Page transcription entries
^^^^^^^^^^^^^^^^
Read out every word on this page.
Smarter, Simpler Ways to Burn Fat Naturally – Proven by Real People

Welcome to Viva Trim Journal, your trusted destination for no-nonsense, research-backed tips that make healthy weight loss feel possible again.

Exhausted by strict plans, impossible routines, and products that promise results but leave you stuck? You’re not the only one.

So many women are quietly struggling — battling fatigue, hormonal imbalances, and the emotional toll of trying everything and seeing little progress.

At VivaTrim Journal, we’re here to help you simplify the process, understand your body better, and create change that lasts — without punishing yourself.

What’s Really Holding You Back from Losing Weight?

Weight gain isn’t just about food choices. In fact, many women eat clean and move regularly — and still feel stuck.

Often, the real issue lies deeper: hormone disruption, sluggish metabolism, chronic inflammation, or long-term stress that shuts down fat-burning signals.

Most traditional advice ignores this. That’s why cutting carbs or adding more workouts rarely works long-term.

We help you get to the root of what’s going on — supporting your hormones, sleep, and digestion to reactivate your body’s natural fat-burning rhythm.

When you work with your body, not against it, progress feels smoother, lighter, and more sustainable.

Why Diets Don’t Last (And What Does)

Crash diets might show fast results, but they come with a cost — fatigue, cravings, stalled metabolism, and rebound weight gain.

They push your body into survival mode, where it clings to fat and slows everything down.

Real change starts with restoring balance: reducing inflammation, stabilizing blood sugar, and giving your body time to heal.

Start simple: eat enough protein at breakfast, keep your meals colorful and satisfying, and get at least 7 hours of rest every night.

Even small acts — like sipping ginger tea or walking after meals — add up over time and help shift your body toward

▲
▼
^^^^^^^^^^^^^^^^
**HOW TO COMPLETE THIS TASK**
The task calls for all lines in the entries that hold "stuck".

**RESULT FOR THIS EXERCISE**
Exhausted by strict plans, impossible routines, and products that promise results but leave you stuck? You’re not the only one.
Weight gain isn’t just about food choices. In fact, many women eat clean and move regularly — and still feel stuck.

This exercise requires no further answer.